### What needs to be done
Repeat each line of the material exactly.

[Dataset listings of figures]

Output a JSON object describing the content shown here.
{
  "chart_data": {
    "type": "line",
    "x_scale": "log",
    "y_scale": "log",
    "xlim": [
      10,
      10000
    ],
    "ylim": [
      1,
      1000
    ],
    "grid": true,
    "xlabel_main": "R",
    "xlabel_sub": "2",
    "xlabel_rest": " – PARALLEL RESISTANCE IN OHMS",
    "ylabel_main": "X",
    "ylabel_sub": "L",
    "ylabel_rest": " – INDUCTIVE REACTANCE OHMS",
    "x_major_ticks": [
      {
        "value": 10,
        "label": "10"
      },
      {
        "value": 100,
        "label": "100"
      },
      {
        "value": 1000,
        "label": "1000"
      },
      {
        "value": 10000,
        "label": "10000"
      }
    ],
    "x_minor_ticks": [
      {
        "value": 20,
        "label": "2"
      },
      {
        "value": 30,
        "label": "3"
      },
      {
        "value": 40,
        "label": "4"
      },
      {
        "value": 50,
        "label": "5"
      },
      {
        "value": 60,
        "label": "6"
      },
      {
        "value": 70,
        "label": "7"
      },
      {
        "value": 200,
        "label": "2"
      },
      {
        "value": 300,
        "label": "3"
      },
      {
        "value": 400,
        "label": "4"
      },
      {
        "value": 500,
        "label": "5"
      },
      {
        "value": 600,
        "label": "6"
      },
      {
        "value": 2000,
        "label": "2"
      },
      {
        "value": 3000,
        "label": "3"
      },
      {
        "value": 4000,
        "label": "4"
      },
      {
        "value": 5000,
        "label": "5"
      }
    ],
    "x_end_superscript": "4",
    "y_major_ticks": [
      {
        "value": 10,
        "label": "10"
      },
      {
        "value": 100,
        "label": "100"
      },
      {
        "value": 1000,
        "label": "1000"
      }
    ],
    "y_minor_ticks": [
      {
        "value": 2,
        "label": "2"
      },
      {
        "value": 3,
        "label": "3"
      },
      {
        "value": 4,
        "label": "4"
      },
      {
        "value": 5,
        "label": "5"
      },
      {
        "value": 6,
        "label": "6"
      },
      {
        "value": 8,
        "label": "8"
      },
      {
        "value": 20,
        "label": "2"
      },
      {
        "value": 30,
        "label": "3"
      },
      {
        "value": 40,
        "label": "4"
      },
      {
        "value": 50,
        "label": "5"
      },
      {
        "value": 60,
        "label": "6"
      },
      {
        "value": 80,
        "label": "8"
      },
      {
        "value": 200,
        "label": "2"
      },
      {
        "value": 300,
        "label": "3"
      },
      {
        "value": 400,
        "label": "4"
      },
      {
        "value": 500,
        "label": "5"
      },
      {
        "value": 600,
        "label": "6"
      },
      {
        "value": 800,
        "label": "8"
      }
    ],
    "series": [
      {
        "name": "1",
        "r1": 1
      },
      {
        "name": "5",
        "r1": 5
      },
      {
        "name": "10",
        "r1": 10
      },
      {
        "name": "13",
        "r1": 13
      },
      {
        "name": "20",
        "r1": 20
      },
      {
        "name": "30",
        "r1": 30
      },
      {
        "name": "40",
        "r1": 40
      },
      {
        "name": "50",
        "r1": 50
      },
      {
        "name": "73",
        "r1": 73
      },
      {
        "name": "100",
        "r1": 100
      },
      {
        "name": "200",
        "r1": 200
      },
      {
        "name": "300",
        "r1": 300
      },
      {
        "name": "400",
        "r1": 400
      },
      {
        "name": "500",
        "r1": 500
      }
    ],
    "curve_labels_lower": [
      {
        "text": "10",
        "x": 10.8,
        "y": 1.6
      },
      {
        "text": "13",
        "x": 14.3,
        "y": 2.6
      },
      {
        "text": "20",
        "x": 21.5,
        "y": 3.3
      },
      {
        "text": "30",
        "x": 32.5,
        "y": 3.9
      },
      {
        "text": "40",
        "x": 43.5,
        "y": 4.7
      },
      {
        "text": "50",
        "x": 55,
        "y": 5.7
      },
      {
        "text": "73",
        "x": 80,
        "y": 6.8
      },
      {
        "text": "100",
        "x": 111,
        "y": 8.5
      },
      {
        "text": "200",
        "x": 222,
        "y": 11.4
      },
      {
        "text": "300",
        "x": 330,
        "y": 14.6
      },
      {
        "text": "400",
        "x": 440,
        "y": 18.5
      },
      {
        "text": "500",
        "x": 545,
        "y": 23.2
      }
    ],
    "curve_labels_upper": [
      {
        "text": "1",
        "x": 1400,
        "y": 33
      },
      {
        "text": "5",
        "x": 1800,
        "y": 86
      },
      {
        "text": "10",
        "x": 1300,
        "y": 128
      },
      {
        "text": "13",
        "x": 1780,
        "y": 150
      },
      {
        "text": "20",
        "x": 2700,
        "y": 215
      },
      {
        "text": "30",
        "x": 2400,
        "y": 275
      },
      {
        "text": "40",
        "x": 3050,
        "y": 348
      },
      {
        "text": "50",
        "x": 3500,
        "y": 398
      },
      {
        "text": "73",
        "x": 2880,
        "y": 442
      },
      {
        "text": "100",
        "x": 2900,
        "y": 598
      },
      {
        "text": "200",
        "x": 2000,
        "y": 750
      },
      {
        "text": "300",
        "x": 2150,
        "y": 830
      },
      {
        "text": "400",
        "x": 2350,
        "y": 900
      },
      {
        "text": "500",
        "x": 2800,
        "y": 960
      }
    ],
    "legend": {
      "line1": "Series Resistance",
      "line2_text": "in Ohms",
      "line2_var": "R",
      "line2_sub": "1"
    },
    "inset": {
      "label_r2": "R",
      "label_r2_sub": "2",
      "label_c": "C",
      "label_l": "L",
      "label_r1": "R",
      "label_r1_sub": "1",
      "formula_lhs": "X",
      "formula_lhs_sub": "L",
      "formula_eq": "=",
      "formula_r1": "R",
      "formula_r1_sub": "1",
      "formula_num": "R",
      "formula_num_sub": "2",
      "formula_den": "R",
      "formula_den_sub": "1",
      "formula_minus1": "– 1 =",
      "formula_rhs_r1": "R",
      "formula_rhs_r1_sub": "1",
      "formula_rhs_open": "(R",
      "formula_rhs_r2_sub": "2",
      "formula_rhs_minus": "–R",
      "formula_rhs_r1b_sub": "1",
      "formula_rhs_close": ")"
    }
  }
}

### Expected answer
Output a JSON object describing the content shown here.
{
  "chart_data": {
    "type": "line",
    "x_scale": "log",
    "y_scale": "log",
    "xlim": [
      10,
      10000
    ],
    "ylim": [
      1,
      1000
    ],
    "grid": true,
    "xlabel_main": "R",
    "xlabel_sub": "2",
    "xlabel_rest": " – PARALLEL RESISTANCE IN OHMS",
    "ylabel_main": "X",
    "ylabel_sub": "L",
    "ylabel_rest": " – INDUCTIVE REACTANCE OHMS",
    "x_major_ticks": [
      {
        "value": 10,
        "label": "10"
      },
      {
        "value": 100,
        "label": "100"
      },
      {
        "value": 1000,
        "label": "1000"
      },
      {
        "value": 10000,
        "label": "10000"
      }
    ],
    "x_minor_ticks": [
      {
        "value": 20,
        "label": "2"
      },
      {
        "value": 30,
        "label": "3"
      },
      {
        "value": 40,
        "label": "4"
      },
      {
        "value": 50,
        "label": "5"
      },
      {
        "value": 60,
        "label": "6"
      },
      {
        "value": 70,
        "label": "7"
      },
      {
        "value": 200,
        "label": "2"
      },
      {
        "value": 300,
        "label": "3"
      },
      {
        "value": 400,
        "label": "4"
      },
      {
        "value": 500,
        "label": "5"
      },
      {
        "value": 600,
        "label": "6"
      },
      {
        "value": 2000,
        "label": "2"
      },
      {
        "value": 3000,
        "label": "3"
      },
      {
        "value": 4000,
        "label": "4"
      },
      {
        "value": 5000,
        "label": "5"
      }
    ],
    "x_end_superscript": "4",
    "y_major_ticks": [
      {
        "value": 10,
        "label": "10"
      },
      {
        "value": 100,
        "label": "100"
      },
      {
        "value": 1000,
        "label": "1000"
      }
    ],
    "y_minor_ticks": [
      {
        "value": 2,
        "label": "2"
      },
      {
        "value": 3,
        "label": "3"
      },
      {
        "value": 4,
        "label": "4"
      },
      {
        "value": 5,
        "label": "5"
      },
      {
        "value": 6,
        "label": "6"
      },
      {
        "value": 8,
        "label": "8"
      },
      {
        "value": 20,
        "label": "2"
      },
      {
        "value": 30,
        "label": "3"
      },
      {
        "value": 40,
        "label": "4"
      },
      {
        "value": 50,
        "label": "5"
      },
      {
        "value": 60,
        "label": "6"
      },
      {
        "value": 80,
        "label": "8"
      },
      {
        "value": 200,
        "label": "2"
      },
      {
        "value": 300,
        "label": "3"
      },
      {
        "value": 400,
        "label": "4"
      },
      {
        "value": 500,
        "label": "5"
      },
      {
        "value": 600,
        "label": "6"
      },
      {
        "value": 800,
        "label": "8"
      }
    ],
    "series": [
      {
        "name": "1",
        "r1": 1
      },
      {
        "name": "5",
        "r1": 5
      },
      {
        "name": "10",
        "r1": 10
      },
      {
        "name": "13",
        "r1": 13
      },
      {
        "name": "20",
        "r1": 20
      },
      {
        "name": "30",
        "r1": 30
      },
      {
        "name": "40",
        "r1": 40
      },
      {
        "name": "50",
        "r1": 50
      },
      {
        "name": "73",
        "r1": 73
      },
      {
        "name": "100",
        "r1": 100
      },
      {
        "name": "200",
        "r1": 200
      },
      {
        "name": "300",
        "r1": 300
      },
      {
        "name": "400",
        "r1": 400
      },
      {
        "name": "500",
        "r1": 500
      }
    ],
    "curve_labels_lower": [
      {
        "text": "10",
        "x": 10.8,
        "y": 1.6
      },
      {
        "text": "13",
        "x": 14.3,
        "y": 2.6
      },
      {
        "text": "20",
        "x": 21.5,
        "y": 3.3
      },
      {
        "text": "30",
        "x": 32.5,
        "y": 3.9
      },
      {
        "text": "40",
        "x": 43.5,
        "y": 4.7
      },
      {
        "text": "50",
        "x": 55,
        "y": 5.7
      },
      {
        "text": "73",
        "x": 80,
        "y": 6.8
      },
      {
        "text": "100",
        "x": 111,
        "y": 8.5
      },
      {
        "text": "200",
        "x": 222,
        "y": 11.4
      },
      {
        "text": "300",
        "x": 330,
        "y": 14.6
      },
      {
        "text": "400",
        "x": 440,
        "y": 18.5
      },
      {
        "text": "500",
        "x": 545,
        "y": 23.2
      }
    ],
    "curve_labels_upper": [
      {
        "text": "1",
        "x": 1400,
        "y": 33
      },
      {
        "text": "5",
        "x": 1800,
        "y": 86
      },
      {
        "text": "10",
        "x": 1300,
        "y": 128
      },
      {
        "text": "13",
        "x": 1780,
        "y": 150
      },
      {
        "text": "20",
        "x": 2700,
        "y": 215
      },
      {
        "text": "30",
        "x": 2400,
        "y": 275
      },
      {
        "text": "40",
        "x": 3050,
        "y": 348
      },
      {
        "text": "50",
        "x": 3500,
        "y": 398
      },
      {
        "text": "73",
        "x": 2880,
        "y": 442
      },
      {
        "text": "100",
        "x": 2900,
        "y": 598
      },
      {
        "text": "200",
        "x": 2000,
        "y": 750
      },
      {
        "text": "300",
        "x": 2150,
        "y": 830
      },
      {
        "text": "400",
        "x": 2350,
        "y": 900
      },
      {
        "text": "500",
        "x": 2800,
        "y": 960
      }
    ],
    "legend": {
      "line1": "Series Resistance",
      "line2_text": "in Ohms",
      "line2_var": "R",
      "line2_sub": "1"
    },
    "inset": {
      "label_r2": "R",
      "label_r2_sub": "2",
      "label_c": "C",
      "label_l": "L",
      "label_r1": "R",
      "label_r1_sub": "1",
      "formula_lhs": "X",
      "formula_lhs_sub": "L",
      "formula_eq": "=",
      "formula_r1": "R",
      "formula_r1_sub": "1",
      "formula_num": "R",
      "formula_num_sub": "2",
      "formula_den": "R",
      "formula_den_sub": "1",
      "formula_minus1": "– 1 =",
      "formula_rhs_r1": "R",
      "formula_rhs_r1_sub": "1",
      "formula_rhs_open": "(R",
      "formula_rhs_r2_sub": "2",
      "formula_rhs_minus": "–R",
      "formula_rhs_r1b_sub": "1",
      "formula_rhs_close": ")"
    }
  }
}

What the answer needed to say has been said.